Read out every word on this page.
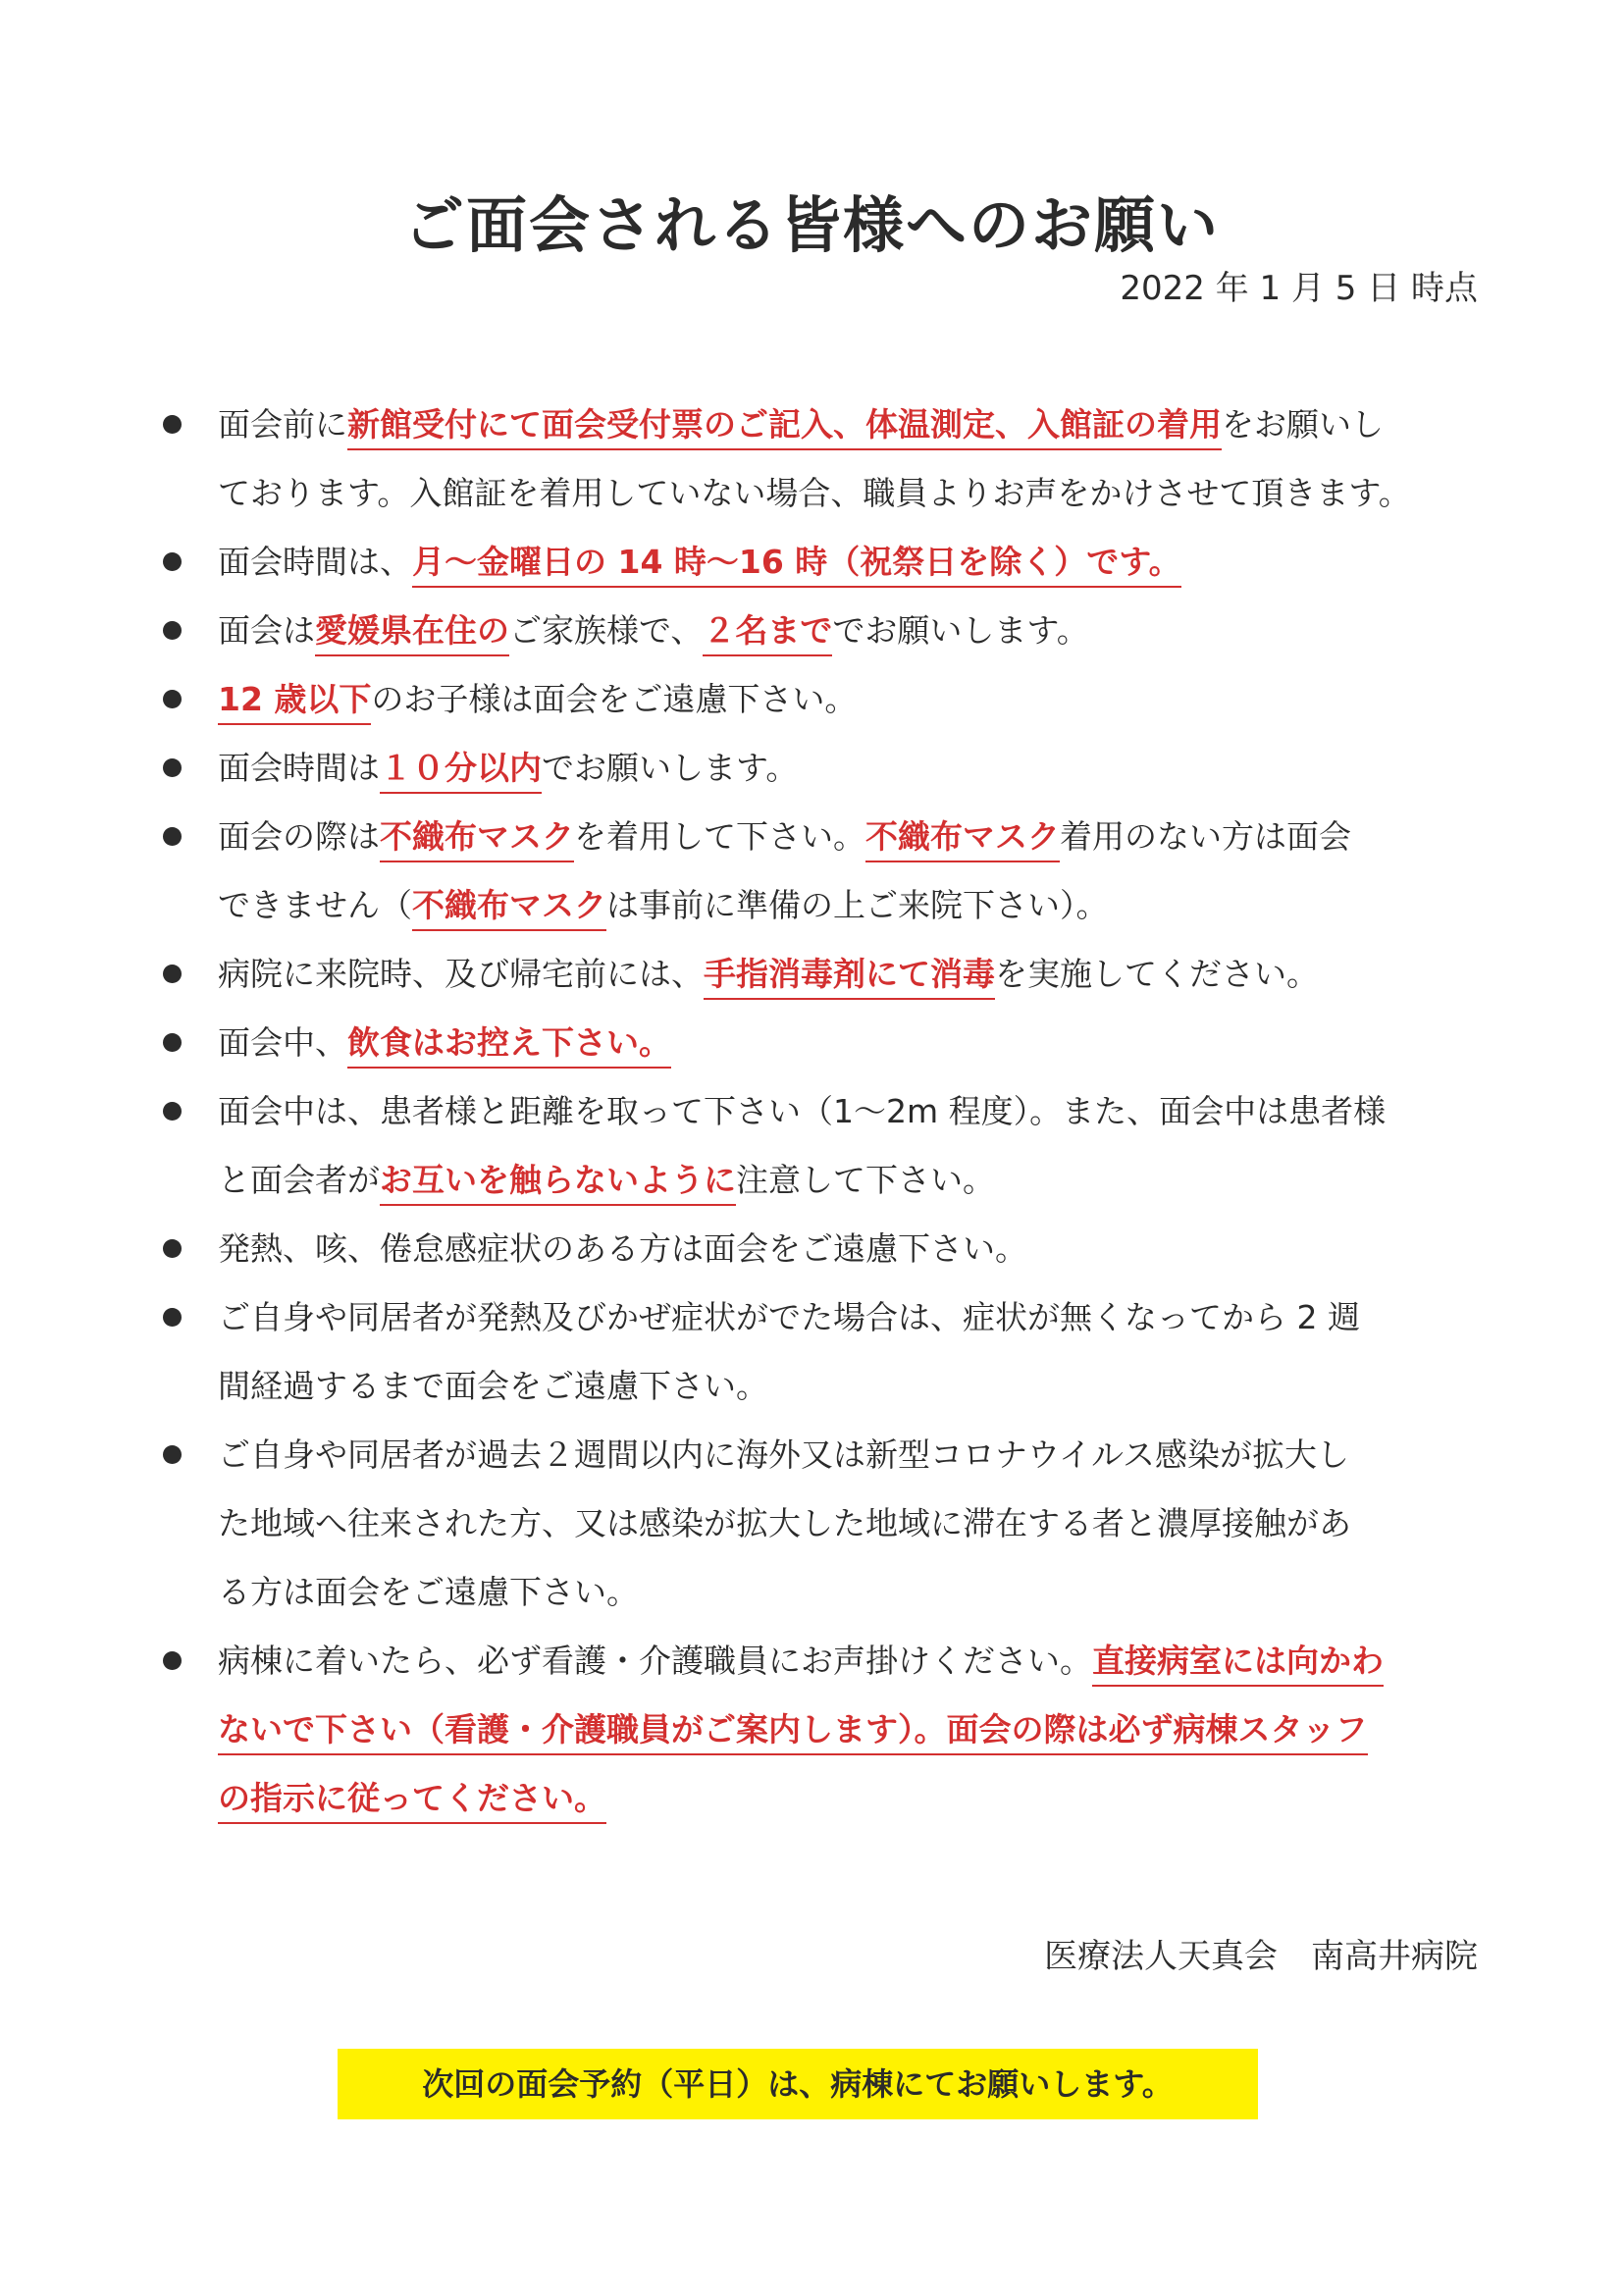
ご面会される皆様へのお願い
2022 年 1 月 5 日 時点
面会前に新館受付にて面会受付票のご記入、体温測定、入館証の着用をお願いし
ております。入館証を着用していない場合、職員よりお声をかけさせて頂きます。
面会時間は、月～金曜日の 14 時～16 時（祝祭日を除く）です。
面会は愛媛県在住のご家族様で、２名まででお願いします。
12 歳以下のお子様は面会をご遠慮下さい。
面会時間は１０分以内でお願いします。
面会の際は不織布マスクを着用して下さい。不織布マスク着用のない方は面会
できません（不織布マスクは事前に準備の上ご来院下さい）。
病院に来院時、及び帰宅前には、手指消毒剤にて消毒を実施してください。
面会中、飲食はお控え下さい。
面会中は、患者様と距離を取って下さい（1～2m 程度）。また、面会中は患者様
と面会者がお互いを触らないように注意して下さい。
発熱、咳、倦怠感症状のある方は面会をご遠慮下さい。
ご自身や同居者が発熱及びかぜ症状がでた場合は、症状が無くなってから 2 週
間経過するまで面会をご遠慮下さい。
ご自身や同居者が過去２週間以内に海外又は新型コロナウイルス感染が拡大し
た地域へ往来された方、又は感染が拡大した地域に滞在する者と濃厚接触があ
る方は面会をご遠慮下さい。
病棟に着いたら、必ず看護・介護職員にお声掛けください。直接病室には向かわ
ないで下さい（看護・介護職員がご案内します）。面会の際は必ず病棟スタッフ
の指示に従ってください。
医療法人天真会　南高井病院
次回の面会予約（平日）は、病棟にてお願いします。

---*---

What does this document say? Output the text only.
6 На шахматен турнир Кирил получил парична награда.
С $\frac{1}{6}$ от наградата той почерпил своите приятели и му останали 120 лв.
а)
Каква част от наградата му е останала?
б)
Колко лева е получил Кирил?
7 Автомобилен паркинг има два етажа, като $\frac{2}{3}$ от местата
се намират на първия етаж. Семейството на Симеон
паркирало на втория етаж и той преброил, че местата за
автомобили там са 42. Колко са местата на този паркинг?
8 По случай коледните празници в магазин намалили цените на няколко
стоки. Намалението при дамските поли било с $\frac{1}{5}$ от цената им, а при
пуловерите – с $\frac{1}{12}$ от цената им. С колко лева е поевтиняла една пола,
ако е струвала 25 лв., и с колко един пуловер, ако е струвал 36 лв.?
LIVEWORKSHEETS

---*---

- _Exercise goal_
Scan the listing above. Gather each line that contains the word "this".

- _Result_
Read out every word on this page.
What does this document say? Output the text only.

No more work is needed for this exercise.